**INSTRUCTIONS TO FOLLOW**
The records below are to be quoted in full; please keep every word exact.

++++ EXERCISE INPUTS

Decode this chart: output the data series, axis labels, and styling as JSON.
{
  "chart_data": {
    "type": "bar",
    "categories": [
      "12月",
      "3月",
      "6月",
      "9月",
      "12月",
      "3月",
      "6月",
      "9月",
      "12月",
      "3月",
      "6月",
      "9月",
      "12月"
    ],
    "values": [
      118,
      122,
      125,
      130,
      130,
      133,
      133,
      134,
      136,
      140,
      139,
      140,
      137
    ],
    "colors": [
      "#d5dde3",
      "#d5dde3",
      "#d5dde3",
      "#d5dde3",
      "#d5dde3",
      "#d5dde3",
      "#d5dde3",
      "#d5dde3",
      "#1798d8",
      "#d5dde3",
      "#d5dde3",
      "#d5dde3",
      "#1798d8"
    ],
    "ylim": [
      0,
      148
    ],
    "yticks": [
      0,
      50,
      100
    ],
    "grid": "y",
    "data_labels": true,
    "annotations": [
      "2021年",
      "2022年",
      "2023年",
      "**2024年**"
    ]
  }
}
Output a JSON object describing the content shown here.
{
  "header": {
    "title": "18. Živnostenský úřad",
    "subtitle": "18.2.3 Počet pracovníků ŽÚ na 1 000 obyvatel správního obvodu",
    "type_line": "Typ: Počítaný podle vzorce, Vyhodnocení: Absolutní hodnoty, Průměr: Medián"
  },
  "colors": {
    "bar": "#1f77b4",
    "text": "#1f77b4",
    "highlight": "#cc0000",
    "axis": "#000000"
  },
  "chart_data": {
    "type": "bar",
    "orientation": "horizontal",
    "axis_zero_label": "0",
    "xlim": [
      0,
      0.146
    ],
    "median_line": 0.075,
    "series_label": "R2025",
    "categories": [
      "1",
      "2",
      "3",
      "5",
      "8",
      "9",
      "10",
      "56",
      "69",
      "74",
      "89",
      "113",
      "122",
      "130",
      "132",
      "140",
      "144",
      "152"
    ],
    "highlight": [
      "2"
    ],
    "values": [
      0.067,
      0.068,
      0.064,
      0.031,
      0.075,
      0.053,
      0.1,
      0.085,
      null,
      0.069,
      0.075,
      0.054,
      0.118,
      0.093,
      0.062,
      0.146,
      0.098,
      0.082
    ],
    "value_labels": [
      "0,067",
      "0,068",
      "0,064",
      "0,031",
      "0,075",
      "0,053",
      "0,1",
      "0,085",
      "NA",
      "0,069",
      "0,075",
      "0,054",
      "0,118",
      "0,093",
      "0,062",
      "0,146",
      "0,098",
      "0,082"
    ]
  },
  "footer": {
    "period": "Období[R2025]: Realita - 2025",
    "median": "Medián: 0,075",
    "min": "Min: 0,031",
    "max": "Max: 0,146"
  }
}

++++++++

**WORKED ANSWER**
Decode this chart: output the data series, axis labels, and styling as JSON.
{
  "chart_data": {
    "type": "bar",
    "categories": [
      "12月",
      "3月",
      "6月",
      "9月",
      "12月",
      "3月",
      "6月",
      "9月",
      "12月",
      "3月",
      "6月",
      "9月",
      "12月"
    ],
    "values": [
      118,
      122,
      125,
      130,
      130,
      133,
      133,
      134,
      136,
      140,
      139,
      140,
      137
    ],
    "colors": [
      "#d5dde3",
      "#d5dde3",
      "#d5dde3",
      "#d5dde3",
      "#d5dde3",
      "#d5dde3",
      "#d5dde3",
      "#d5dde3",
      "#1798d8",
      "#d5dde3",
      "#d5dde3",
      "#d5dde3",
      "#1798d8"
    ],
    "ylim": [
      0,
      148
    ],
    "yticks": [
      0,
      50,
      100
    ],
    "grid": "y",
    "data_labels": true,
    "annotations": [
      "2021年",
      "2022年",
      "2023年",
      "**2024年**"
    ]
  }
}
Output a JSON object describing the content shown here.
{
  "header": {
    "title": "18. Živnostenský úřad",
    "subtitle": "18.2.3 Počet pracovníků ŽÚ na 1 000 obyvatel správního obvodu",
    "type_line": "Typ: Počítaný podle vzorce, Vyhodnocení: Absolutní hodnoty, Průměr: Medián"
  },
  "colors": {
    "bar": "#1f77b4",
    "text": "#1f77b4",
    "highlight": "#cc0000",
    "axis": "#000000"
  },
  "chart_data": {
    "type": "bar",
    "orientation": "horizontal",
    "axis_zero_label": "0",
    "xlim": [
      0,
      0.146
    ],
    "median_line": 0.075,
    "series_label": "R2025",
    "categories": [
      "1",
      "2",
      "3",
      "5",
      "8",
      "9",
      "10",
      "56",
      "69",
      "74",
      "89",
      "113",
      "122",
      "130",
      "132",
      "140",
      "144",
      "152"
    ],
    "highlight": [
      "2"
    ],
    "values": [
      0.067,
      0.068,
      0.064,
      0.031,
      0.075,
      0.053,
      0.1,
      0.085,
      null,
      0.069,
      0.075,
      0.054,
      0.118,
      0.093,
      0.062,
      0.146,
      0.098,
      0.082
    ],
    "value_labels": [
      "0,067",
      "0,068",
      "0,064",
      "0,031",
      "0,075",
      "0,053",
      "0,1",
      "0,085",
      "NA",
      "0,069",
      "0,075",
      "0,054",
      "0,118",
      "0,093",
      "0,062",
      "0,146",
      "0,098",
      "0,082"
    ]
  },
  "footer": {
    "period": "Období[R2025]: Realita - 2025",
    "median": "Medián: 0,075",
    "min": "Min: 0,031",
    "max": "Max: 0,146"
  }
}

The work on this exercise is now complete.